[Data entries for graphics]

** START **

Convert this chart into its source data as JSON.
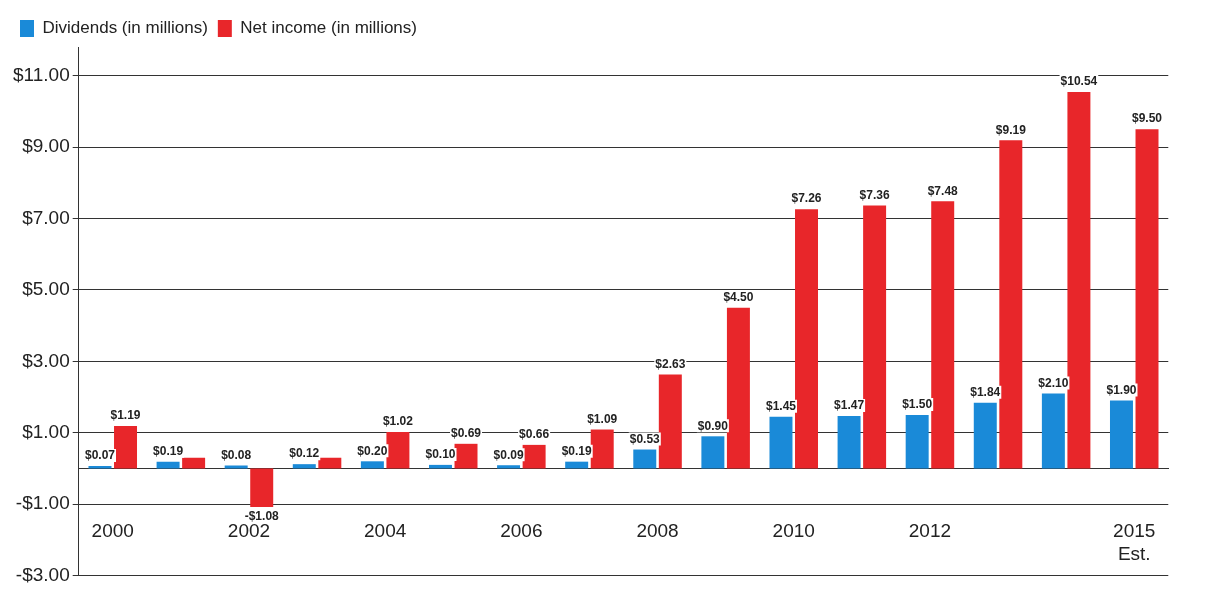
{
  "chart_data": {
    "type": "bar",
    "categories": [
      "2000",
      null,
      "2002",
      null,
      "2004",
      null,
      "2006",
      null,
      "2008",
      null,
      "2010",
      null,
      "2012",
      null,
      null,
      "2015 Est."
    ],
    "series": [
      {
        "name": "Dividends (in millions)",
        "color": "#1a8ad8",
        "values": [
          0.07,
          0.19,
          0.08,
          0.12,
          0.2,
          0.1,
          0.09,
          0.19,
          0.53,
          0.9,
          1.45,
          1.47,
          1.5,
          1.84,
          2.1,
          1.9
        ],
        "value_labels": [
          "$0.07",
          "$0.19",
          "$0.08",
          "$0.12",
          "$0.20",
          "$0.10",
          "$0.09",
          "$0.19",
          "$0.53",
          "$0.90",
          "$1.45",
          "$1.47",
          "$1.50",
          "$1.84",
          "$2.10",
          "$1.90"
        ]
      },
      {
        "name": "Net income (in millions)",
        "color": "#e8262a",
        "values": [
          1.19,
          0.3,
          -1.08,
          0.3,
          1.02,
          0.69,
          0.66,
          1.09,
          2.63,
          4.5,
          7.26,
          7.36,
          7.48,
          9.19,
          10.54,
          9.5
        ],
        "value_labels": [
          "$1.19",
          null,
          "-$1.08",
          null,
          "$1.02",
          "$0.69",
          "$0.66",
          "$1.09",
          "$2.63",
          "$4.50",
          "$7.26",
          "$7.36",
          "$7.48",
          "$9.19",
          "$10.54",
          "$9.50"
        ]
      }
    ],
    "ylim": [
      -3,
      11.8
    ],
    "yticks": [
      {
        "value": -3,
        "label": "-$3.00"
      },
      {
        "value": -1,
        "label": "-$1.00"
      },
      {
        "value": 1,
        "label": "$1.00"
      },
      {
        "value": 3,
        "label": "$3.00"
      },
      {
        "value": 5,
        "label": "$5.00"
      },
      {
        "value": 7,
        "label": "$7.00"
      },
      {
        "value": 9,
        "label": "$9.00"
      },
      {
        "value": 11,
        "label": "$11.00"
      }
    ],
    "grid": "y",
    "legend": "top"
  }
}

** END **

◆ **GIVEN INSTRUCTION**
Set down every entry word for word, but omit the pictures.

◆ **WRITTEN ANSWER**
Convert this chart into its source data as JSON.
{
  "chart_data": {
    "type": "bar",
    "categories": [
      "2000",
      null,
      "2002",
      null,
      "2004",
      null,
      "2006",
      null,
      "2008",
      null,
      "2010",
      null,
      "2012",
      null,
      null,
      "2015 Est."
    ],
    "series": [
      {
        "name": "Dividends (in millions)",
        "color": "#1a8ad8",
        "values": [
          0.07,
          0.19,
          0.08,
          0.12,
          0.2,
          0.1,
          0.09,
          0.19,
          0.53,
          0.9,
          1.45,
          1.47,
          1.5,
          1.84,
          2.1,
          1.9
        ],
        "value_labels": [
          "$0.07",
          "$0.19",
          "$0.08",
          "$0.12",
          "$0.20",
          "$0.10",
          "$0.09",
          "$0.19",
          "$0.53",
          "$0.90",
          "$1.45",
          "$1.47",
          "$1.50",
          "$1.84",
          "$2.10",
          "$1.90"
        ]
      },
      {
        "name": "Net income (in millions)",
        "color": "#e8262a",
        "values": [
          1.19,
          0.3,
          -1.08,
          0.3,
          1.02,
          0.69,
          0.66,
          1.09,
          2.63,
          4.5,
          7.26,
          7.36,
          7.48,
          9.19,
          10.54,
          9.5
        ],
        "value_labels": [
          "$1.19",
          null,
          "-$1.08",
          null,
          "$1.02",
          "$0.69",
          "$0.66",
          "$1.09",
          "$2.63",
          "$4.50",
          "$7.26",
          "$7.36",
          "$7.48",
          "$9.19",
          "$10.54",
          "$9.50"
        ]
      }
    ],
    "ylim": [
      -3,
      11.8
    ],
    "yticks": [
      {
        "value": -3,
        "label": "-$3.00"
      },
      {
        "value": -1,
        "label": "-$1.00"
      },
      {
        "value": 1,
        "label": "$1.00"
      },
      {
        "value": 3,
        "label": "$3.00"
      },
      {
        "value": 5,
        "label": "$5.00"
      },
      {
        "value": 7,
        "label": "$7.00"
      },
      {
        "value": 9,
        "label": "$9.00"
      },
      {
        "value": 11,
        "label": "$11.00"
      }
    ],
    "grid": "y",
    "legend": "top"
  }
}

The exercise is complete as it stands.